Filter the entries, keeping every line with the word "this".

* START Supplied information *

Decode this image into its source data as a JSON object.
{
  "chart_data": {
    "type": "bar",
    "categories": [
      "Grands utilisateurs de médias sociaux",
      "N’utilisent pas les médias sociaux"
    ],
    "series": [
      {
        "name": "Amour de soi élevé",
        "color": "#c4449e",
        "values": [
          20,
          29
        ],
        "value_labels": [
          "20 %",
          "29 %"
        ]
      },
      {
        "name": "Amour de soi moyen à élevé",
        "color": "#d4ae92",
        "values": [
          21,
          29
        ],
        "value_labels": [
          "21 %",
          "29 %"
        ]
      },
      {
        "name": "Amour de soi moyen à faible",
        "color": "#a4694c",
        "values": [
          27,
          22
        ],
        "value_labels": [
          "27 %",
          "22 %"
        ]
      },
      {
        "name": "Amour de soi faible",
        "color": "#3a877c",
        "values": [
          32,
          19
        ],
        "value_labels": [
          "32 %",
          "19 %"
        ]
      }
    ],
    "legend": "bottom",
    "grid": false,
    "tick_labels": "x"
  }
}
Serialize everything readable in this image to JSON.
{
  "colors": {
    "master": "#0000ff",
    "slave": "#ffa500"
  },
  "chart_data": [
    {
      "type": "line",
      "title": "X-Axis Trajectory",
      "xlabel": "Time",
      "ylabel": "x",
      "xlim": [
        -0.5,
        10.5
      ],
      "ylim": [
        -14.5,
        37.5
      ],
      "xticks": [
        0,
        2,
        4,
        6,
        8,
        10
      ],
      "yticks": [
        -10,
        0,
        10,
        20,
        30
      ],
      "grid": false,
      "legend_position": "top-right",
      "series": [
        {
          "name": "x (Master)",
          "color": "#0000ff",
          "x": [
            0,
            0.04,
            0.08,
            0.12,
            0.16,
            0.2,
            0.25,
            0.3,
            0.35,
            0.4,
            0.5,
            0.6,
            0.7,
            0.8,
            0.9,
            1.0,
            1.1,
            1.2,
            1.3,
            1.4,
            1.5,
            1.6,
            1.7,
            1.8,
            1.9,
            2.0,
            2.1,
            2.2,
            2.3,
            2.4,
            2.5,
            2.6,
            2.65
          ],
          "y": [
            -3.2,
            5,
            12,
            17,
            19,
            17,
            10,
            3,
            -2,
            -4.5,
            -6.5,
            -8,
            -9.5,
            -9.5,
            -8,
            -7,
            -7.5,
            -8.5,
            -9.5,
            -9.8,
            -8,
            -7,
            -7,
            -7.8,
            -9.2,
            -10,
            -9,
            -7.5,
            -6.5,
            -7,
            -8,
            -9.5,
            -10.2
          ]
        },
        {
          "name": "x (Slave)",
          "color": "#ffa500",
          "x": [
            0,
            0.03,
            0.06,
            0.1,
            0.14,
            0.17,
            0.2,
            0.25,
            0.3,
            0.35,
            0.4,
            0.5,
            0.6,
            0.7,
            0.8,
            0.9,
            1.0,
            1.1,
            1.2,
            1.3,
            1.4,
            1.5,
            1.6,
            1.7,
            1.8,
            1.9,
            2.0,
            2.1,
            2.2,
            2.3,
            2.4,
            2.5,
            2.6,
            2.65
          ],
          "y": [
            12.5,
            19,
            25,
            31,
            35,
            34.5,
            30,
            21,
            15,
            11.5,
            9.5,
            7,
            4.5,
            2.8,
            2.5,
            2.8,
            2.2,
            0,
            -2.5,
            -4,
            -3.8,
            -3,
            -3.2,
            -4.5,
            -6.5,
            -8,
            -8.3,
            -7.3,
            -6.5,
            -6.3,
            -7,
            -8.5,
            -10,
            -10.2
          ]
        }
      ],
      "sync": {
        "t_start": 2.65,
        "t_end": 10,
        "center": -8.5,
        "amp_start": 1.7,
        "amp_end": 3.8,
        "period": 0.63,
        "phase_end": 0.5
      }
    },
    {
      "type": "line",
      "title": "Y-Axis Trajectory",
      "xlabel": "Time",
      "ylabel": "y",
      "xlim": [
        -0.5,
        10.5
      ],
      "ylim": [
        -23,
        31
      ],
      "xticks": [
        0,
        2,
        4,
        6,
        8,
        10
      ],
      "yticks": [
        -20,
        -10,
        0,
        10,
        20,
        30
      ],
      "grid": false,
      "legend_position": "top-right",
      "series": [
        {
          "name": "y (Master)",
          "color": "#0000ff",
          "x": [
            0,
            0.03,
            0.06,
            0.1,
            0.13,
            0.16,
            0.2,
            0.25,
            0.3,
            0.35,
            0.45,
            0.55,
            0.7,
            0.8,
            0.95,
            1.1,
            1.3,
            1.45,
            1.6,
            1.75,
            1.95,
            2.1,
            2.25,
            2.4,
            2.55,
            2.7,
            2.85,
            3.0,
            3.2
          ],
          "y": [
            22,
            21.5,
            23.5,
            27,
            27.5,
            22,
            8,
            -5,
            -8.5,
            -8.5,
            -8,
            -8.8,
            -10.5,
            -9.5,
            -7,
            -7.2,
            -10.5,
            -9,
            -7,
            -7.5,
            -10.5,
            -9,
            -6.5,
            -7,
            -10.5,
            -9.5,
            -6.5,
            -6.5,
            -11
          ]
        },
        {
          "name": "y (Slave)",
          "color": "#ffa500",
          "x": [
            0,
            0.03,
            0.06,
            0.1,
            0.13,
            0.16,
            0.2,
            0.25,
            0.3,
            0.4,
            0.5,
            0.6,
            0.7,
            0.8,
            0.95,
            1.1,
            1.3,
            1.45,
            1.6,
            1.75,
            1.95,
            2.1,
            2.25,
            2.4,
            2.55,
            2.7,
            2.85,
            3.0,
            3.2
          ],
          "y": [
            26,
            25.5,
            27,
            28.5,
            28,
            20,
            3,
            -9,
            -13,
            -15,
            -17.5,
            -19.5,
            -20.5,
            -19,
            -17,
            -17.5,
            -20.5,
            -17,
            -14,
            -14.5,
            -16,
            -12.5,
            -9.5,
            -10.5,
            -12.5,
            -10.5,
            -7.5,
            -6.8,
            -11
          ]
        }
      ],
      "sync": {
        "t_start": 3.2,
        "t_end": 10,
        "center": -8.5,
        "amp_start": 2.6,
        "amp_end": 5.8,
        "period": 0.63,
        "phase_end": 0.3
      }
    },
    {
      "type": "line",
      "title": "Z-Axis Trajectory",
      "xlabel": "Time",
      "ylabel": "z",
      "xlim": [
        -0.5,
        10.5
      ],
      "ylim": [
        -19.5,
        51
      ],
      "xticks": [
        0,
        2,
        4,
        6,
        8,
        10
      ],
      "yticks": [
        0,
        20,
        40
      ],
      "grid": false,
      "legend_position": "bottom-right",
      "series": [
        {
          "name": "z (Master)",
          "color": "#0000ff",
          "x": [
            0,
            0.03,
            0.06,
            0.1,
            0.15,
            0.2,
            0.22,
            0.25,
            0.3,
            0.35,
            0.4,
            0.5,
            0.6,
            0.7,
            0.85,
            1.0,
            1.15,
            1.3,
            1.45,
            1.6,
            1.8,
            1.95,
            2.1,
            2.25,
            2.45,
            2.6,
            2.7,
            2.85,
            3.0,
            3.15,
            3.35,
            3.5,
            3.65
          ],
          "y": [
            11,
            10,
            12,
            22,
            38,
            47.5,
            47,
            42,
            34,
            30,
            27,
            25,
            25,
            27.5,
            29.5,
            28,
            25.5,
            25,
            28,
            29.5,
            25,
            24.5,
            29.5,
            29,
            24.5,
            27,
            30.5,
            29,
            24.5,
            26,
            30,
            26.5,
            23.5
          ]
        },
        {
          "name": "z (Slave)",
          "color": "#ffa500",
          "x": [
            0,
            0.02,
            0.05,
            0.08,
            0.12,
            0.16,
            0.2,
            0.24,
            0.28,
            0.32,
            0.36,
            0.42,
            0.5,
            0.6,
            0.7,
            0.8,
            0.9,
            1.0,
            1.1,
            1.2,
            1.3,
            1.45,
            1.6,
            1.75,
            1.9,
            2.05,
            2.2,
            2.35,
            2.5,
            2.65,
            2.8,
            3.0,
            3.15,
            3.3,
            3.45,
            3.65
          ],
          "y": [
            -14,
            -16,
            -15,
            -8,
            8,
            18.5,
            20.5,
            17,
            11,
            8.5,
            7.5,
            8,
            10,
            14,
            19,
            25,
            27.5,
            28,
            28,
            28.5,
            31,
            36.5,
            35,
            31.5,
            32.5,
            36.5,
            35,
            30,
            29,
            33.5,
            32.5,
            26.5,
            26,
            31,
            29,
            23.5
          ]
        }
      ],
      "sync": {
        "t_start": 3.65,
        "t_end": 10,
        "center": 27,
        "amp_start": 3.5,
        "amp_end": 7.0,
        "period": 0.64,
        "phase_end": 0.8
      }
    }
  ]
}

* END Supplied information *

### Result
Decode this image into its source data as a JSON object.
Serialize everything readable in this image to JSON.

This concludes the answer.